_DATA SUPPLIED_:

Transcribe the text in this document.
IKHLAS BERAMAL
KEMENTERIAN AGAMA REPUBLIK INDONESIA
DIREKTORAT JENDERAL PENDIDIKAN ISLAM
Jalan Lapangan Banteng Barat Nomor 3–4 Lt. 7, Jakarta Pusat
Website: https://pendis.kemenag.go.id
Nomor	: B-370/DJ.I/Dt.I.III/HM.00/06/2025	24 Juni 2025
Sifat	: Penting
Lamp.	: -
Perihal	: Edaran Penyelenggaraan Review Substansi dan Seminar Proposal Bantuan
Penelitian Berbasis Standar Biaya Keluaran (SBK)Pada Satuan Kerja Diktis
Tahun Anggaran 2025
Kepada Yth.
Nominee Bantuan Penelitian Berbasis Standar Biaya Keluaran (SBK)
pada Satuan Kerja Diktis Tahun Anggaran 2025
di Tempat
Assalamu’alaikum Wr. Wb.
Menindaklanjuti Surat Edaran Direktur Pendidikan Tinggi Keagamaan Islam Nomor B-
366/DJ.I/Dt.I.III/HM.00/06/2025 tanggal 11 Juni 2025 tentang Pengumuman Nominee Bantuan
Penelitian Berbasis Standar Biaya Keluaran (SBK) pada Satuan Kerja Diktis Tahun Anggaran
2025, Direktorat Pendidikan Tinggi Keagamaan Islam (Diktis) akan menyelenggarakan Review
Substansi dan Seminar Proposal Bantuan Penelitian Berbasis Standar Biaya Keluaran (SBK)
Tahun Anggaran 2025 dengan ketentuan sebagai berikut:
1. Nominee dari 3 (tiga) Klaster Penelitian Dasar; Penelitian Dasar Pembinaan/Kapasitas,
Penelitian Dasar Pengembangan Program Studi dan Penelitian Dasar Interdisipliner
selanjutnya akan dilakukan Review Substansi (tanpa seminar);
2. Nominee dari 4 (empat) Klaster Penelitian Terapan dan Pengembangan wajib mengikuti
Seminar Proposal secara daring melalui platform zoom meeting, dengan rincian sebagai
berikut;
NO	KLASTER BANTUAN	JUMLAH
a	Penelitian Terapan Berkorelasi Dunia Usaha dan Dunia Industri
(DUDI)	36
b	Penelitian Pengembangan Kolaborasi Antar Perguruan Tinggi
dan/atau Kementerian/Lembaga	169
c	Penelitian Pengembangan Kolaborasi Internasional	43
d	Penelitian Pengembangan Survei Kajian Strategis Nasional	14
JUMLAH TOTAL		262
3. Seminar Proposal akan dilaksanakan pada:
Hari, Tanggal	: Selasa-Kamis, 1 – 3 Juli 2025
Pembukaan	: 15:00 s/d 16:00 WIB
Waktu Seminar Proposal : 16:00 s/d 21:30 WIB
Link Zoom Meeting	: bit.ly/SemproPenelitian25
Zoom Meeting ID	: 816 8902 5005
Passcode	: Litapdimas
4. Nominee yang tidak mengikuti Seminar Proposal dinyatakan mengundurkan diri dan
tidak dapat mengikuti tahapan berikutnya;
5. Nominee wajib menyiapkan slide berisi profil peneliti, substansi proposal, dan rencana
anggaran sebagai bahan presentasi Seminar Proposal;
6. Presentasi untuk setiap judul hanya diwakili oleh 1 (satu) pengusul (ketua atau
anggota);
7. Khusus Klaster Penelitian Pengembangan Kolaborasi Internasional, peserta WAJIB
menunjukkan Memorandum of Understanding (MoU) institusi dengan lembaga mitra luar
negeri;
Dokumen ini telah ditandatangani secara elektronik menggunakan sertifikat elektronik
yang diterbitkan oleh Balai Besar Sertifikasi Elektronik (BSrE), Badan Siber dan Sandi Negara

--

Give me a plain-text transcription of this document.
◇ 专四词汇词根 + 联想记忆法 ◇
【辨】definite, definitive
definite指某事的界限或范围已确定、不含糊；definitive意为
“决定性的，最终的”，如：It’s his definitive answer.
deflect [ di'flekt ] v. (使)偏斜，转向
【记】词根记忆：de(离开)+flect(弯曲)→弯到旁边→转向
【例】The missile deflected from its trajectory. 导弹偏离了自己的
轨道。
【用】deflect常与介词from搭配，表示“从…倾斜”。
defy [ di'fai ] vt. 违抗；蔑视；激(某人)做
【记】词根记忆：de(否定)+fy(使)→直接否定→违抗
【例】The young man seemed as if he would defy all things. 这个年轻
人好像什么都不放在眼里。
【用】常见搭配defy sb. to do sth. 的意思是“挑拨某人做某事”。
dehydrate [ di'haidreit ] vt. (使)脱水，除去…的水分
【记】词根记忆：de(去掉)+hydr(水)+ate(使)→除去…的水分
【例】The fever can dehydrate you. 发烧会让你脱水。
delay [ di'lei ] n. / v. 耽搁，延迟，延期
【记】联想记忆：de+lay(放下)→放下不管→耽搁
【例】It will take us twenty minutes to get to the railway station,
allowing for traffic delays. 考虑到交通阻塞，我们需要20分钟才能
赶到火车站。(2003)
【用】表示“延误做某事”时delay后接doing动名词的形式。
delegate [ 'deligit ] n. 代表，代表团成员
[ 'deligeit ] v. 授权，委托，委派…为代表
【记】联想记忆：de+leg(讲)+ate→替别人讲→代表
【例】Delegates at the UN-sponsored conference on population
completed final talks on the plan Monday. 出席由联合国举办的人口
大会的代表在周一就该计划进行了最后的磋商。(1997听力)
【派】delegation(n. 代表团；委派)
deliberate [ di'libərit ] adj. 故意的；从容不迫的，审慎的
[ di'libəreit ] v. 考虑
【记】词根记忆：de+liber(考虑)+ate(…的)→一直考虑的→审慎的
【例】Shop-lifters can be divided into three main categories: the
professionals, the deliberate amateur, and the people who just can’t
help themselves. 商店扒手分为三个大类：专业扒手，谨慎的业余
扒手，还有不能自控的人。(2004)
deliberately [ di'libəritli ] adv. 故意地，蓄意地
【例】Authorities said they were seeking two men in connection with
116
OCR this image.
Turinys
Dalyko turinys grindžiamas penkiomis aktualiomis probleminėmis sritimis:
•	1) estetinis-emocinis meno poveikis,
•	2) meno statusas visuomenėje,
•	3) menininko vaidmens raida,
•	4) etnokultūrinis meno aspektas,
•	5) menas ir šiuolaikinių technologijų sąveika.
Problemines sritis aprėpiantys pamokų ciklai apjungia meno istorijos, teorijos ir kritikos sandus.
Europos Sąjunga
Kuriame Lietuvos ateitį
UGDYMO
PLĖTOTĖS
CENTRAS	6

_WRITTEN EXERCISE_: In the records above, how many lines contain the string "Nominee"? State that number only.

_RESULT OF THIS EXERCISE_: 6